シルバーバーチの霊訓にはこのように書かれています。

「そのうちあなたも、地上人生を明確な視野のもとに見つめ直す時がまいります。その時、苦難こそ最も大切な教訓を教えてくれていること、もしもあの時あれだけ苦しまなかったら、悟りは得られなかったであろうことを、しみじみと実感なさいます。辛い教訓ではあります。が、教訓とはそういうものなのです。もしも教訓がラクに学べるものだとしたら、もしも人生に苦労も誘惑も困難もなく、気楽な漫遊の旅だったら、それは頽廃への道を進んでいることになります。」



そして、こうも書かれています。

「いつの日かあなたは、その時は嫌で仕方なかった体験を振り返り、それらが実際はあなたの霊的進化を促す貴重な機会であることを知って、感謝なさる時が来るでしょう。」

苦難の最中にいるとそう思えないでしょうが、霊界で地上の出来事の真意を知ることになります。



地上では分からなかった様々なことが、霊界に行くと分かるようになります。

完全な叡智(神)によって、地上の人生は立案されています。

その人生を了承して、相応しい環境に生まれて来ています。



出来事が起きて、それをどう捉えて、どう行動するのかは自分で決めています。

運命を呪ったり、神を恨んだりすると、成長する方向へと進んで行く力が奪われてしまうことが分かります。



生まれる前も、生まれた後も、あらゆることを自分で決めています。

自分で決めたことが、相応の結果を生み出しています。

その連鎖を繰り返しながら、現在の自分に至っています。

決めたことに対して責任を負うのは自分なので、現状に不平不満を言うのは間違っていることに気付きます。



私たちは原因と結果の関係から学びを得ています。

何故、このようなことが起きたのか? 

自分に問いかけた時、合点が行くような答えが見つかり、それまでの苦しみが和らいだとしたら、それが出来事を通して学ぶべきことなのかもしれません。



どうしても答えが見つからない時、知ることのできない過去生に原因があるのかもしれません。

--------------------------------------------------

本文の内容を二文で要約してください。 記録は本文とは別個の資料です。

--------------------------------------------------

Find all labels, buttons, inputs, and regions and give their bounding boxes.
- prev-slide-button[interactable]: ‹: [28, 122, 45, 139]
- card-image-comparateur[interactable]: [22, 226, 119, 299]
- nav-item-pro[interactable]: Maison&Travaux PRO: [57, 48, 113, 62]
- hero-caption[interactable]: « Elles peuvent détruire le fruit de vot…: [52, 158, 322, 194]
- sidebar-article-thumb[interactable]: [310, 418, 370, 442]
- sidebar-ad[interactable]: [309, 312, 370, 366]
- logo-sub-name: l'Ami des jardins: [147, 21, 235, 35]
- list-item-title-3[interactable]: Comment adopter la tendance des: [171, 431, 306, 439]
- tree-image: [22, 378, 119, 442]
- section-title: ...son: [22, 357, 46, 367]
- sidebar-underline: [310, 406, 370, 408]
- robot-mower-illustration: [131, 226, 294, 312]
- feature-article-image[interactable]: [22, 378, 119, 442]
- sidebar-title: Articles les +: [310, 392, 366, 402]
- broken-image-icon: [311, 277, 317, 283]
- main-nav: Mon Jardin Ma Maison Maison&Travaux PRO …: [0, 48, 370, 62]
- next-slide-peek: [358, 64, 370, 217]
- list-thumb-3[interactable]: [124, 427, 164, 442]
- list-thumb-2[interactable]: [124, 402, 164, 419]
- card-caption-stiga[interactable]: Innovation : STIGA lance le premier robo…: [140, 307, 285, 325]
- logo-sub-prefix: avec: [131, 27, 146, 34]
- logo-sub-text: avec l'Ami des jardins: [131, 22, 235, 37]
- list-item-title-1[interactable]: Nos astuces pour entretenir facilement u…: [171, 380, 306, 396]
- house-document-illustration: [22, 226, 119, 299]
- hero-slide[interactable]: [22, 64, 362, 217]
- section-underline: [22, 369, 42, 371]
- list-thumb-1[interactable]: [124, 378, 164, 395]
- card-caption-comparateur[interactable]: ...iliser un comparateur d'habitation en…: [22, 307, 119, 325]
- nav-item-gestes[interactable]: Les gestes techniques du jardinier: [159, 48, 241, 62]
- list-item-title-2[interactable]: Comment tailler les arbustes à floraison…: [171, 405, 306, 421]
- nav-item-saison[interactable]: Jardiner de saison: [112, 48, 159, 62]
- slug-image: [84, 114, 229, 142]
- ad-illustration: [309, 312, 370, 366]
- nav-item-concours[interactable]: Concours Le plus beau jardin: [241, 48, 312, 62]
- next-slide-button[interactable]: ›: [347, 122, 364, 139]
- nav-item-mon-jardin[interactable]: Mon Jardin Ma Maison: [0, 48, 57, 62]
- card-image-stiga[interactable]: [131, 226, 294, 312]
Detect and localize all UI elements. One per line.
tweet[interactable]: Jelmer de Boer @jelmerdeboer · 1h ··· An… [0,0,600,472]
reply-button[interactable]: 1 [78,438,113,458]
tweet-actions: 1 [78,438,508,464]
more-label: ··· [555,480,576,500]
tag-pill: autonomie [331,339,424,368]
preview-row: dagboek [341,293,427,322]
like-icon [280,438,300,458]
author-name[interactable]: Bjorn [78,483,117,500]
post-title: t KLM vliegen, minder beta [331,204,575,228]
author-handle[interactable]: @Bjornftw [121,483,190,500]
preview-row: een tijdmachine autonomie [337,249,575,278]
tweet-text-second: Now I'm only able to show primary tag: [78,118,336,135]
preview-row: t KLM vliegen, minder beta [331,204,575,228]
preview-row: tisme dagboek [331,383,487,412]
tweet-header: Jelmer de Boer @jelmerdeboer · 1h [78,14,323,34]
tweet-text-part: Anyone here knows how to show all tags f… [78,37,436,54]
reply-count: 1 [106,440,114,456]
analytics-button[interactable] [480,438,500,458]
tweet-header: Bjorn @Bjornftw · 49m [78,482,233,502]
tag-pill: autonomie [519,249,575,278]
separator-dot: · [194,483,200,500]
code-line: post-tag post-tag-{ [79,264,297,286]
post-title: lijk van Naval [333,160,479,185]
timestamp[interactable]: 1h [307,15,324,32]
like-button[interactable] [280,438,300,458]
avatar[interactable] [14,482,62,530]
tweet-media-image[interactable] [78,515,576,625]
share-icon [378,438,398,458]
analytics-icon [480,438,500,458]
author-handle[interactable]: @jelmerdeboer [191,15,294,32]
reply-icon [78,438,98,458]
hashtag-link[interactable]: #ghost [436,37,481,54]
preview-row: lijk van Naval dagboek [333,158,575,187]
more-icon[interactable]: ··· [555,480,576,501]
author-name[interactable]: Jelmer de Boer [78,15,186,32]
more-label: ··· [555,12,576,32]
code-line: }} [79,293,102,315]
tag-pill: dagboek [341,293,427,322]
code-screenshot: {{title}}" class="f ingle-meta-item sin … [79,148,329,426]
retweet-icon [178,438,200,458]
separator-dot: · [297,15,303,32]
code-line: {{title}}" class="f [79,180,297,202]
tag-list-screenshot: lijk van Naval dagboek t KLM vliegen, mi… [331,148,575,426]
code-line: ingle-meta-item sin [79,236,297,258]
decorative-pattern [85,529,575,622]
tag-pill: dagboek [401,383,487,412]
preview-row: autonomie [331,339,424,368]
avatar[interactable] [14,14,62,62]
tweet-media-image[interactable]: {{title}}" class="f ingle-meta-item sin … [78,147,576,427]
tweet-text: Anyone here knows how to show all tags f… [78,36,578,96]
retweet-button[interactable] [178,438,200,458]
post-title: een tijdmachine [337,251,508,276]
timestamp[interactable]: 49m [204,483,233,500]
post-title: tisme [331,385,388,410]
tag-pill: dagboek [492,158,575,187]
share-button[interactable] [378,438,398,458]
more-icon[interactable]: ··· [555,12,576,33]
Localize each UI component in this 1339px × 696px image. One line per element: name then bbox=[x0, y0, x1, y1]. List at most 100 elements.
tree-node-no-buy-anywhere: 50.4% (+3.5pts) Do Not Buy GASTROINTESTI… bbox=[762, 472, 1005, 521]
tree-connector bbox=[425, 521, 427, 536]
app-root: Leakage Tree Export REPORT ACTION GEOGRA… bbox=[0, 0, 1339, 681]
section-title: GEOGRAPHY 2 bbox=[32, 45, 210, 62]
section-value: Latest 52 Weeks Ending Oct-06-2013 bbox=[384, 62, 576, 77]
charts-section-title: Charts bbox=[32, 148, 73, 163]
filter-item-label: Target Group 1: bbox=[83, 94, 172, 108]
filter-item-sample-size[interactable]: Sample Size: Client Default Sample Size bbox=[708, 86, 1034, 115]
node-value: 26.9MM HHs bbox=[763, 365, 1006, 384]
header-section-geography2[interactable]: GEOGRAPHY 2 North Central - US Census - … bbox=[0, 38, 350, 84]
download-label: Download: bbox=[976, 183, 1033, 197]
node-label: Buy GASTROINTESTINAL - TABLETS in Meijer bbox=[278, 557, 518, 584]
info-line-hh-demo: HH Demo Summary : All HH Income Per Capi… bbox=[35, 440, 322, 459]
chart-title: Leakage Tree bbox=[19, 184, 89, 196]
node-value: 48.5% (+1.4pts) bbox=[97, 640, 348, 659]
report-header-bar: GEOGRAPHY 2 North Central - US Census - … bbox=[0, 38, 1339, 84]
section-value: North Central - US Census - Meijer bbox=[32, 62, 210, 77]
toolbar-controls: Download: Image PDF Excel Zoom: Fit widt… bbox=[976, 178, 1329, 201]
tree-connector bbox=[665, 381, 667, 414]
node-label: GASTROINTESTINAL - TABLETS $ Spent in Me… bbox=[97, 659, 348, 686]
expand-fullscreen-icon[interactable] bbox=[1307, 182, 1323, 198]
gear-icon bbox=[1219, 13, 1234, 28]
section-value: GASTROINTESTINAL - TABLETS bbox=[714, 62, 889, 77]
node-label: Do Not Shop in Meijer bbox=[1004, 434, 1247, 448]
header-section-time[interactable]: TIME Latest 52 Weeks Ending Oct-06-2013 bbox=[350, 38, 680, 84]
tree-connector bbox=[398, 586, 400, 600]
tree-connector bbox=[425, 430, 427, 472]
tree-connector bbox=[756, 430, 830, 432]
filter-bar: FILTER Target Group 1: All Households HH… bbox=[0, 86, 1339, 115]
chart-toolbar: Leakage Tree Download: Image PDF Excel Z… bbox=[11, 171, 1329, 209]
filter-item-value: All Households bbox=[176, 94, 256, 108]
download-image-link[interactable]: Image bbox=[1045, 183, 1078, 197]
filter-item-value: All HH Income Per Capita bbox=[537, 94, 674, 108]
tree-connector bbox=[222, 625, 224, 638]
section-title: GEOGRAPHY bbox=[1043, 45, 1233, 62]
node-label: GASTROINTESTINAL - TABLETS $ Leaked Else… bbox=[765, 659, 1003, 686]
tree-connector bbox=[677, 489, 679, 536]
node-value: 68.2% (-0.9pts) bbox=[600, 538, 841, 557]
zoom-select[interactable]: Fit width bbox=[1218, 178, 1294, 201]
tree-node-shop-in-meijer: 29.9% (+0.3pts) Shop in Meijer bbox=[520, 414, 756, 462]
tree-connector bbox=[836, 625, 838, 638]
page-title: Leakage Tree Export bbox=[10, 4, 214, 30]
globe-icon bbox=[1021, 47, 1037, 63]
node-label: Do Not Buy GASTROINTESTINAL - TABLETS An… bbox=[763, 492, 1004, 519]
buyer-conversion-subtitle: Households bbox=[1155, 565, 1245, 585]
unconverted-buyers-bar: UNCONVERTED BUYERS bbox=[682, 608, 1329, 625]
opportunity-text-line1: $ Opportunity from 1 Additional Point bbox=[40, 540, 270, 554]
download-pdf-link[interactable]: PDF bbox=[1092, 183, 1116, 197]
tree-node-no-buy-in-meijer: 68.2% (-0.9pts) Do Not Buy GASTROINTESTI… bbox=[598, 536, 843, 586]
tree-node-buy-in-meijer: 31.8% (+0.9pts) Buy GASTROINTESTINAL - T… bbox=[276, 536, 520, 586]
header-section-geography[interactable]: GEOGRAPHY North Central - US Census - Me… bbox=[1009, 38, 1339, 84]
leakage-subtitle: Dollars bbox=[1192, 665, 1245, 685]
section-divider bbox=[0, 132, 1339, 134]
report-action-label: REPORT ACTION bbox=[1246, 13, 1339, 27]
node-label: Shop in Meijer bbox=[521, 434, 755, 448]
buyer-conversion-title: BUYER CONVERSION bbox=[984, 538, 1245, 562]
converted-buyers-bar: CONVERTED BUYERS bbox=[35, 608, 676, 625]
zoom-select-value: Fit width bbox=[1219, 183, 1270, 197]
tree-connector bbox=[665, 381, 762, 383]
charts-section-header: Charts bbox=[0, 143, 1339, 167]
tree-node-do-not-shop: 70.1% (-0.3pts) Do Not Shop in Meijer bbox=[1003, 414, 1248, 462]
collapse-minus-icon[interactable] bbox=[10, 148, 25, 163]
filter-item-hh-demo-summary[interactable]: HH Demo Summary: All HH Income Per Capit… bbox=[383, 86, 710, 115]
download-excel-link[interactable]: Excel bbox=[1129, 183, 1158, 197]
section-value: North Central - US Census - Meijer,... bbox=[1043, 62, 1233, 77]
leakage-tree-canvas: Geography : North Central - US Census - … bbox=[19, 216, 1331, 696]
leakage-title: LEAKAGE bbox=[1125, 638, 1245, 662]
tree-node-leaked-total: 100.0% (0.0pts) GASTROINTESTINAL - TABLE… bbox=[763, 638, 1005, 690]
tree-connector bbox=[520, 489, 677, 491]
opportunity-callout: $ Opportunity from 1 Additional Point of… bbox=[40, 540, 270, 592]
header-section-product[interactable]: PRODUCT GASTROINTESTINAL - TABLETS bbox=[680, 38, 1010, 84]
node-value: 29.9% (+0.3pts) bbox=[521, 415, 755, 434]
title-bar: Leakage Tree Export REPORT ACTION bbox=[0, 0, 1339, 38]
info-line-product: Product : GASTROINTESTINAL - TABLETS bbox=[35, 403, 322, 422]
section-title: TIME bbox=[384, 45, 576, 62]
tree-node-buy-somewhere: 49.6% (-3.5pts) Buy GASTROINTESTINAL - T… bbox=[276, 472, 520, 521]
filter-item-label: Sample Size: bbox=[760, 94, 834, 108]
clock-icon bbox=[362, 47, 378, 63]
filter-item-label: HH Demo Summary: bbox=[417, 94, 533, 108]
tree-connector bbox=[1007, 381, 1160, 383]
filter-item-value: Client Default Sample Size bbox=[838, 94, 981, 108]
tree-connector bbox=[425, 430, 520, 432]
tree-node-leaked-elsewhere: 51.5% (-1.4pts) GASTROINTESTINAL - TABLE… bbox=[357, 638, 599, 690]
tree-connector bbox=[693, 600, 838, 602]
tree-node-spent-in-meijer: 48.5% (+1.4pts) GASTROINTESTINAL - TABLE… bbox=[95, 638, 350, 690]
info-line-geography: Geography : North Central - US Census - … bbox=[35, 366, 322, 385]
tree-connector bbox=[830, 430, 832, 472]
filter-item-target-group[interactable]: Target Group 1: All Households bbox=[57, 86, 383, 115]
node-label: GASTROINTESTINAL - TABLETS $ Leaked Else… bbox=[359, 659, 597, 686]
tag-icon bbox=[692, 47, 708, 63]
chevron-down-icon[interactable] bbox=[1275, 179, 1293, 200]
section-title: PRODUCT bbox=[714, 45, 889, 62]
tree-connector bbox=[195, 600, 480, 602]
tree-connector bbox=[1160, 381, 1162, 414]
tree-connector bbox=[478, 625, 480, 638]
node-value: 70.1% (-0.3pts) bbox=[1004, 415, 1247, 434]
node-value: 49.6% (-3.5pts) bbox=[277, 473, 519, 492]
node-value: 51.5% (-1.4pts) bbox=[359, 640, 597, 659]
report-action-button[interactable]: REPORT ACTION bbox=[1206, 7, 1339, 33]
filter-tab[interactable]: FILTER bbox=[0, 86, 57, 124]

--------------------------------------------------

- **解答**
シルバーバーチの霊訓によれば、苦難こそが最も大切な教訓を教えてくれるものであり、その時は嫌で仕方なかった体験も、いつか霊的進化を促す貴重な機会だったと知って感謝する時が来るとされています。地上の人生は完全な叡智によって立案されており、出来事をどう捉えてどう行動するかも含めてあらゆることを自分で決めているため、現状に不平不満を言うのは間違っており、私たちは原因と結果の関係から学びを得ています。